Begin Information provided
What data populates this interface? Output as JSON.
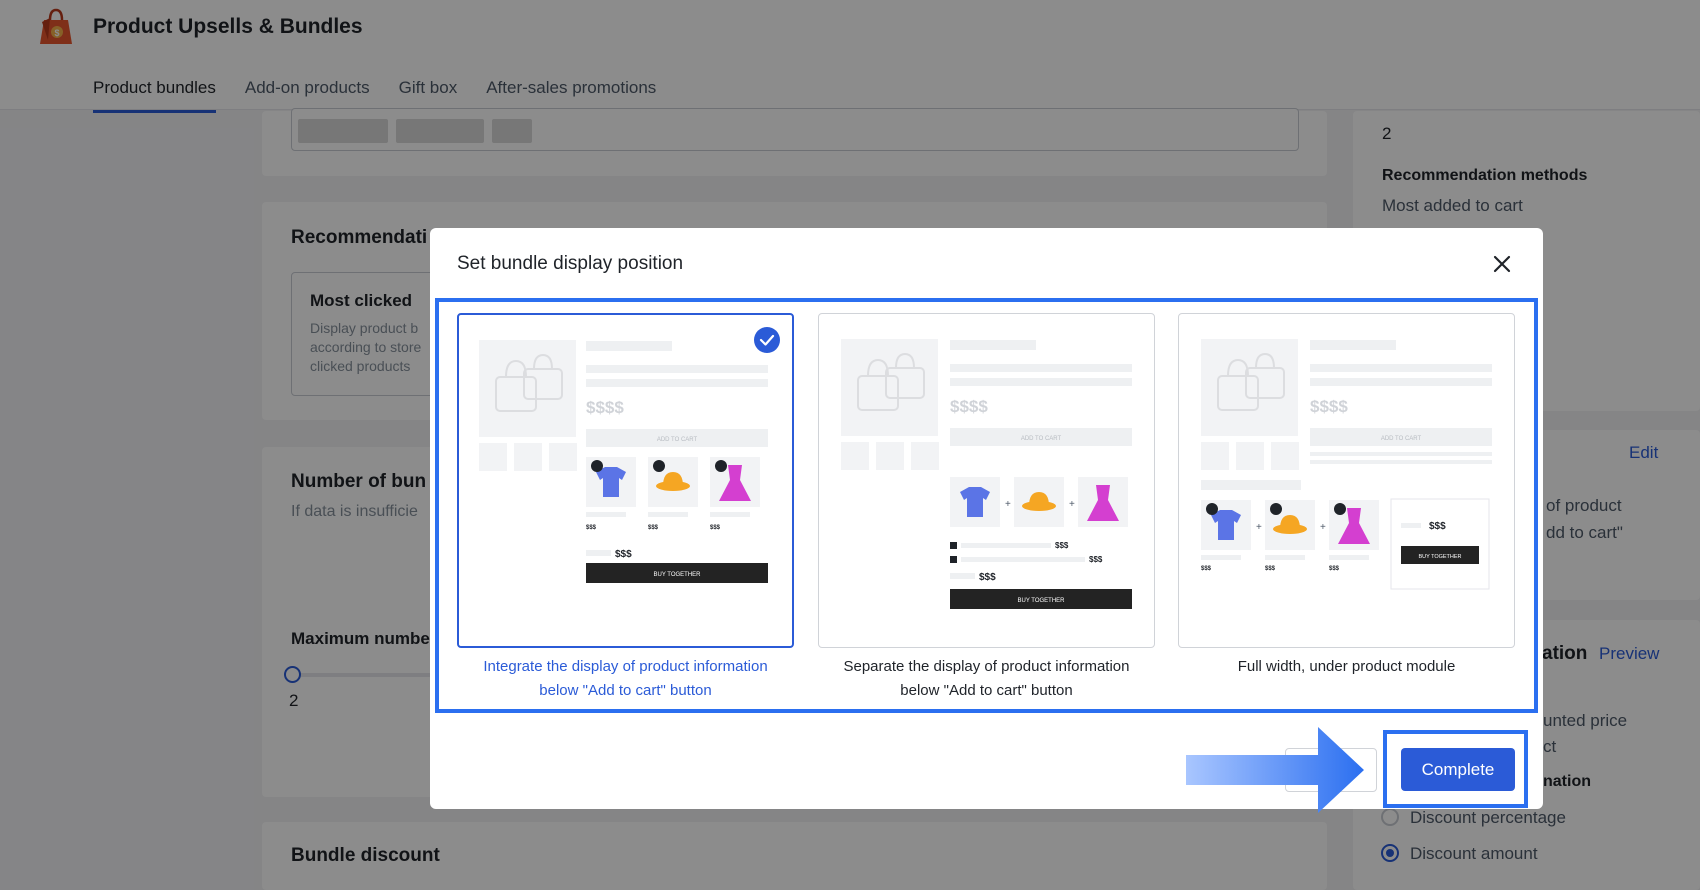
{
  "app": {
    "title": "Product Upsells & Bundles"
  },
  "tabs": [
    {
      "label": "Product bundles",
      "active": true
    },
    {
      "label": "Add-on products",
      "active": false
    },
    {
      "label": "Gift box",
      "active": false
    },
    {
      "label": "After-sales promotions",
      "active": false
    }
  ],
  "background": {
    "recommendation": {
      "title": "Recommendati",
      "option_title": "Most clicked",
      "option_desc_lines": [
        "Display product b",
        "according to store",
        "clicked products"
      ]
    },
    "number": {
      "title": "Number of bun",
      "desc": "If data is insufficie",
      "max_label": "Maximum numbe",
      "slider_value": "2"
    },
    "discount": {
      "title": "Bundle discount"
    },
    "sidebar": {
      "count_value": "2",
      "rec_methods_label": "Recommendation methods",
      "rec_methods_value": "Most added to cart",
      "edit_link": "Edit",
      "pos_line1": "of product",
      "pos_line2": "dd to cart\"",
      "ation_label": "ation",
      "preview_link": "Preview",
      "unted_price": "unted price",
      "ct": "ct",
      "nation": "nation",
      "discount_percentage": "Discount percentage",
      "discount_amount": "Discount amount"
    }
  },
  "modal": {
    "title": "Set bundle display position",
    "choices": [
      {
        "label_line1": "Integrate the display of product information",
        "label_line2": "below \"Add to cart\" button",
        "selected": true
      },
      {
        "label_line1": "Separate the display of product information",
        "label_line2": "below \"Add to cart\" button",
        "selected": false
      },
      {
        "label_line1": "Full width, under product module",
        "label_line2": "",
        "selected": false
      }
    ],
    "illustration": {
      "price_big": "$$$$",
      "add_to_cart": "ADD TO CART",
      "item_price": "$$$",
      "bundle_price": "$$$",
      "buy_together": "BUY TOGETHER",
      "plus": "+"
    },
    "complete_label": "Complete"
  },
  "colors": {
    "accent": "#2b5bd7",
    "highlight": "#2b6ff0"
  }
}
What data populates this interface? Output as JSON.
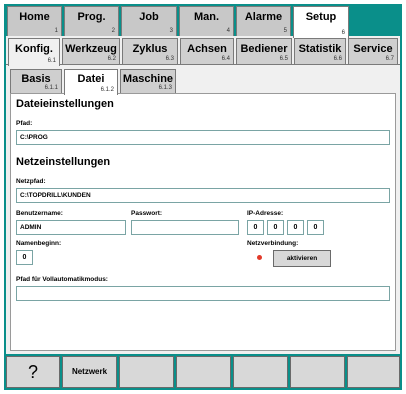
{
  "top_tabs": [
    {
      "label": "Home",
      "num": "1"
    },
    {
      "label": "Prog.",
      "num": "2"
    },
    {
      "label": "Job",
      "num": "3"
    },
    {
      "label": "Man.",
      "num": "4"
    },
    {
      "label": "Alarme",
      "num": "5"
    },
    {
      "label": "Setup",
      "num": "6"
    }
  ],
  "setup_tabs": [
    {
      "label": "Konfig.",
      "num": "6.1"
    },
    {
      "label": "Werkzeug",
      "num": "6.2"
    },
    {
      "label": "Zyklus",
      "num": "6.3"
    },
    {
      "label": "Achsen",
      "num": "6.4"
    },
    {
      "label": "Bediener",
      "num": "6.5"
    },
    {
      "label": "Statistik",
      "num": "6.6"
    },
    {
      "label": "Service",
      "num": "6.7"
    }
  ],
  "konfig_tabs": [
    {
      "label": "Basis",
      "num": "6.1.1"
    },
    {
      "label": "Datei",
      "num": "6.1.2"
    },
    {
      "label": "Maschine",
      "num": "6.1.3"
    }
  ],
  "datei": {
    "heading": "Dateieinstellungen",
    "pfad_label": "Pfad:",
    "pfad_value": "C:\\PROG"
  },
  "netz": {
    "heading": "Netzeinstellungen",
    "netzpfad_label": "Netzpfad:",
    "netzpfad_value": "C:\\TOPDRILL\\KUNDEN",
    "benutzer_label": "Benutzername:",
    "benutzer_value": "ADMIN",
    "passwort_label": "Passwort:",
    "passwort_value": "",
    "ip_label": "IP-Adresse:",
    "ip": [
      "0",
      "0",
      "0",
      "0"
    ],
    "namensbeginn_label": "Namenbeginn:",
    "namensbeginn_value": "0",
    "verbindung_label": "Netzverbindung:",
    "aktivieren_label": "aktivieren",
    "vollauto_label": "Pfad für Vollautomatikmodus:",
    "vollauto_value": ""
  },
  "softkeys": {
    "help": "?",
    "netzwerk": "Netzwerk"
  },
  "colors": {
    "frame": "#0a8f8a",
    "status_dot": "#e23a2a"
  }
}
End Information provided
= Task requirements =
Reproduce every entry exactly, but omit each picture.

= The solution =
What data populates this interface? Output as JSON.
{
  "app": {
    "title": "Product Upsells & Bundles"
  },
  "tabs": [
    {
      "label": "Product bundles",
      "active": true
    },
    {
      "label": "Add-on products",
      "active": false
    },
    {
      "label": "Gift box",
      "active": false
    },
    {
      "label": "After-sales promotions",
      "active": false
    }
  ],
  "background": {
    "recommendation": {
      "title": "Recommendati",
      "option_title": "Most clicked",
      "option_desc_lines": [
        "Display product b",
        "according to store",
        "clicked products"
      ]
    },
    "number": {
      "title": "Number of bun",
      "desc": "If data is insufficie",
      "max_label": "Maximum numbe",
      "slider_value": "2"
    },
    "discount": {
      "title": "Bundle discount"
    },
    "sidebar": {
      "count_value": "2",
      "rec_methods_label": "Recommendation methods",
      "rec_methods_value": "Most added to cart",
      "edit_link": "Edit",
      "pos_line1": "of product",
      "pos_line2": "dd to cart\"",
      "ation_label": "ation",
      "preview_link": "Preview",
      "unted_price": "unted price",
      "ct": "ct",
      "nation": "nation",
      "discount_percentage": "Discount percentage",
      "discount_amount": "Discount amount"
    }
  },
  "modal": {
    "title": "Set bundle display position",
    "choices": [
      {
        "label_line1": "Integrate the display of product information",
        "label_line2": "below \"Add to cart\" button",
        "selected": true
      },
      {
        "label_line1": "Separate the display of product information",
        "label_line2": "below \"Add to cart\" button",
        "selected": false
      },
      {
        "label_line1": "Full width, under product module",
        "label_line2": "",
        "selected": false
      }
    ],
    "illustration": {
      "price_big": "$$$$",
      "add_to_cart": "ADD TO CART",
      "item_price": "$$$",
      "bundle_price": "$$$",
      "buy_together": "BUY TOGETHER",
      "plus": "+"
    },
    "complete_label": "Complete"
  },
  "colors": {
    "accent": "#2b5bd7",
    "highlight": "#2b6ff0"
  }
}
What data populates this interface? Output as JSON.
{
  "top_tabs": [
    {
      "label": "Home",
      "num": "1"
    },
    {
      "label": "Prog.",
      "num": "2"
    },
    {
      "label": "Job",
      "num": "3"
    },
    {
      "label": "Man.",
      "num": "4"
    },
    {
      "label": "Alarme",
      "num": "5"
    },
    {
      "label": "Setup",
      "num": "6"
    }
  ],
  "setup_tabs": [
    {
      "label": "Konfig.",
      "num": "6.1"
    },
    {
      "label": "Werkzeug",
      "num": "6.2"
    },
    {
      "label": "Zyklus",
      "num": "6.3"
    },
    {
      "label": "Achsen",
      "num": "6.4"
    },
    {
      "label": "Bediener",
      "num": "6.5"
    },
    {
      "label": "Statistik",
      "num": "6.6"
    },
    {
      "label": "Service",
      "num": "6.7"
    }
  ],
  "konfig_tabs": [
    {
      "label": "Basis",
      "num": "6.1.1"
    },
    {
      "label": "Datei",
      "num": "6.1.2"
    },
    {
      "label": "Maschine",
      "num": "6.1.3"
    }
  ],
  "datei": {
    "heading": "Dateieinstellungen",
    "pfad_label": "Pfad:",
    "pfad_value": "C:\\PROG"
  },
  "netz": {
    "heading": "Netzeinstellungen",
    "netzpfad_label": "Netzpfad:",
    "netzpfad_value": "C:\\TOPDRILL\\KUNDEN",
    "benutzer_label": "Benutzername:",
    "benutzer_value": "ADMIN",
    "passwort_label": "Passwort:",
    "passwort_value": "",
    "ip_label": "IP-Adresse:",
    "ip": [
      "0",
      "0",
      "0",
      "0"
    ],
    "namensbeginn_label": "Namenbeginn:",
    "namensbeginn_value": "0",
    "verbindung_label": "Netzverbindung:",
    "aktivieren_label": "aktivieren",
    "vollauto_label": "Pfad für Vollautomatikmodus:",
    "vollauto_value": ""
  },
  "softkeys": {
    "help": "?",
    "netzwerk": "Netzwerk"
  },
  "colors": {
    "frame": "#0a8f8a",
    "status_dot": "#e23a2a"
  }
}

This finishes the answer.